Extracted data entries
:::
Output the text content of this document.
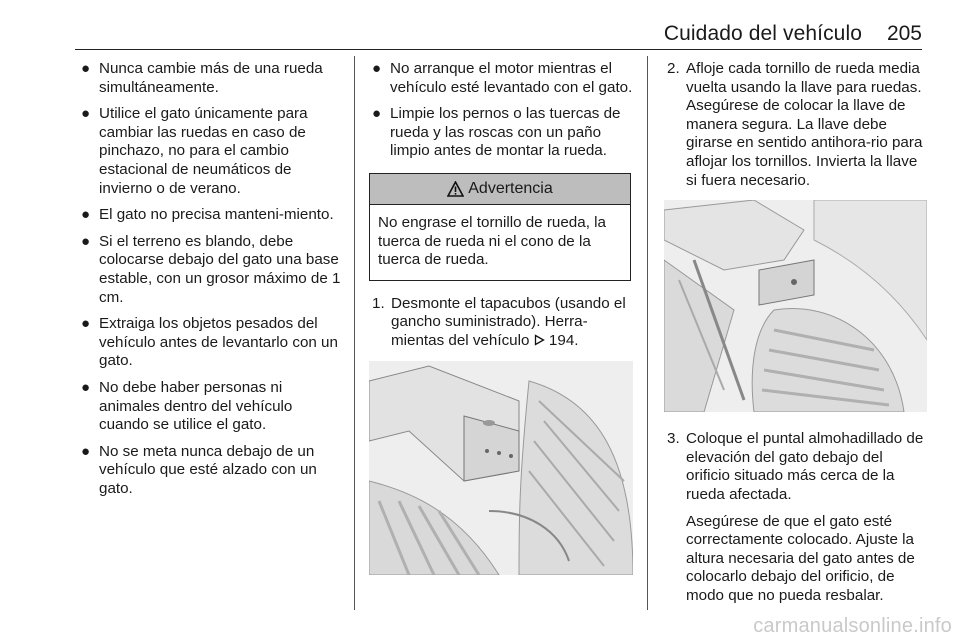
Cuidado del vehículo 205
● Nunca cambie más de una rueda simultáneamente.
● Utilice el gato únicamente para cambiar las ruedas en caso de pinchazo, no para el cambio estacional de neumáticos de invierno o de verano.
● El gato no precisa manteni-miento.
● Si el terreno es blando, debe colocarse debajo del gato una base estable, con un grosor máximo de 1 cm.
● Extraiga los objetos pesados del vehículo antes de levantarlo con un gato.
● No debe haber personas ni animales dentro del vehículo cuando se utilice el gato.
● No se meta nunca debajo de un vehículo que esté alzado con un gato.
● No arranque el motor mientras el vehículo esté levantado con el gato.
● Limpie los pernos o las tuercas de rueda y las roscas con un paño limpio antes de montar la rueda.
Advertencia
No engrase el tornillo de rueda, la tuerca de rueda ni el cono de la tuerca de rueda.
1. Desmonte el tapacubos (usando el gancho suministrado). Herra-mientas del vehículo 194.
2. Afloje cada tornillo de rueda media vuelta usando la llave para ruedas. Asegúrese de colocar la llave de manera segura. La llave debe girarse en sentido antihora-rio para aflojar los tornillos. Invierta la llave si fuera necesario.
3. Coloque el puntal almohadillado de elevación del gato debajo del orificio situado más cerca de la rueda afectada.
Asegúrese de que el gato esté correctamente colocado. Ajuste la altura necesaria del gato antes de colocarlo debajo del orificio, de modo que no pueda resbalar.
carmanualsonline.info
:::
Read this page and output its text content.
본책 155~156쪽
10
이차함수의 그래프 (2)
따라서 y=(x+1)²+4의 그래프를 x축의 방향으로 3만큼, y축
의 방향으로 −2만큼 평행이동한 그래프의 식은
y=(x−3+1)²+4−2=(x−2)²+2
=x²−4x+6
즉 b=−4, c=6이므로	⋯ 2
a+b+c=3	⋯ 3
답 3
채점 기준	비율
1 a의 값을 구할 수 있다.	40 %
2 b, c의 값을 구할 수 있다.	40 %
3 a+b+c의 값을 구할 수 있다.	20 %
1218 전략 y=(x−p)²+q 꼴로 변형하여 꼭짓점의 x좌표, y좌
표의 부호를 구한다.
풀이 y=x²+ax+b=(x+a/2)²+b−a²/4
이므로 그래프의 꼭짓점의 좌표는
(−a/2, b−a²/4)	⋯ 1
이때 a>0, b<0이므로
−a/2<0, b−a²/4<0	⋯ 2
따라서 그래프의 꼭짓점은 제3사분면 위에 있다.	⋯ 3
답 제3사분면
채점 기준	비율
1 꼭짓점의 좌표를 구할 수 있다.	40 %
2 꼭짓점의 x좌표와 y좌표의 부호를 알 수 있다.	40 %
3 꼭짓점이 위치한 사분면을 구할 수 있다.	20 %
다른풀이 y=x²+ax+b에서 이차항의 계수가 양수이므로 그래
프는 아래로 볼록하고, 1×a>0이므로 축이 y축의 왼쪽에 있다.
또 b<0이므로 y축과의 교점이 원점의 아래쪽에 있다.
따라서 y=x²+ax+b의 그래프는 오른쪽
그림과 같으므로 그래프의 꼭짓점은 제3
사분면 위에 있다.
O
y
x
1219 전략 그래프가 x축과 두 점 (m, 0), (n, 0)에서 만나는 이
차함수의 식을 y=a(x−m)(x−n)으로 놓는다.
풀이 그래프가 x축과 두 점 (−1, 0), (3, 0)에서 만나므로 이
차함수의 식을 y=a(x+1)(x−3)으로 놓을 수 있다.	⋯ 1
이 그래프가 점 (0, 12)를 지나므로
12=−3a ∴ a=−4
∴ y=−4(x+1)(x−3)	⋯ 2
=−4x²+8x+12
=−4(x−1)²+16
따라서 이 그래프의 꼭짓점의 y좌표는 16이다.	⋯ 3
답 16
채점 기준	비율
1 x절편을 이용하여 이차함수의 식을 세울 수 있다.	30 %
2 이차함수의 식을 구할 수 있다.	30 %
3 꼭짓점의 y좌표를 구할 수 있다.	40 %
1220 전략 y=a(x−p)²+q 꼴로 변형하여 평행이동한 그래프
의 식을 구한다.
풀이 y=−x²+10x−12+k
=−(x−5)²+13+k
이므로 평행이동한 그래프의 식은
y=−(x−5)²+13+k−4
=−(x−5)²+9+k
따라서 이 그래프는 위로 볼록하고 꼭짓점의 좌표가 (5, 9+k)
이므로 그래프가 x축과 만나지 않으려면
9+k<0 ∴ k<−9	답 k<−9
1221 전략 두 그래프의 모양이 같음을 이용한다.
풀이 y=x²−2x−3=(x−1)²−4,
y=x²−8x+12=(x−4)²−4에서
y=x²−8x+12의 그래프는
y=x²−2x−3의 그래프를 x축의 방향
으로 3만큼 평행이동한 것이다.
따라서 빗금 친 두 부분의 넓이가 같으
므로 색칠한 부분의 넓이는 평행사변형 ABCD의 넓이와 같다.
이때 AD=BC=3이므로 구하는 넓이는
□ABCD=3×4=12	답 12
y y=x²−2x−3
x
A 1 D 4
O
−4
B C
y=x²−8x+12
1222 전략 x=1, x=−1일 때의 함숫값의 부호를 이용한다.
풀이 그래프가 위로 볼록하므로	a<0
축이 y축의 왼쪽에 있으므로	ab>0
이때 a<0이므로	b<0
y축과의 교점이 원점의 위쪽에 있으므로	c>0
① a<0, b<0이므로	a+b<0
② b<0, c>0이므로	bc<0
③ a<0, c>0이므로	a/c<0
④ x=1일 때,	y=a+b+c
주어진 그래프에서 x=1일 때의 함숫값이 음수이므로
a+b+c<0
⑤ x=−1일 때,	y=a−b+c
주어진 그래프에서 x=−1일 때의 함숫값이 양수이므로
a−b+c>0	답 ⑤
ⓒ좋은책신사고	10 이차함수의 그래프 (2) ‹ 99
:::
AIM OF THE EXERCISE:
Pick out and copy the lines of the material that include the word "꼭짓점의".

THE REPLY:
1218 전략 y=(x−p)²+q 꼴로 변형하여 꼭짓점의 x좌표, y좌
이므로 그래프의 꼭짓점의 좌표는
1 꼭짓점의 좌표를 구할 수 있다.	40 %
2 꼭짓점의 x좌표와 y좌표의 부호를 알 수 있다.	40 %
따라서 이 그래프의 꼭짓점의 y좌표는 16이다.	⋯ 3
3 꼭짓점의 y좌표를 구할 수 있다.	40 %
따라서 이 그래프는 위로 볼록하고 꼭짓점의 좌표가 (5, 9+k)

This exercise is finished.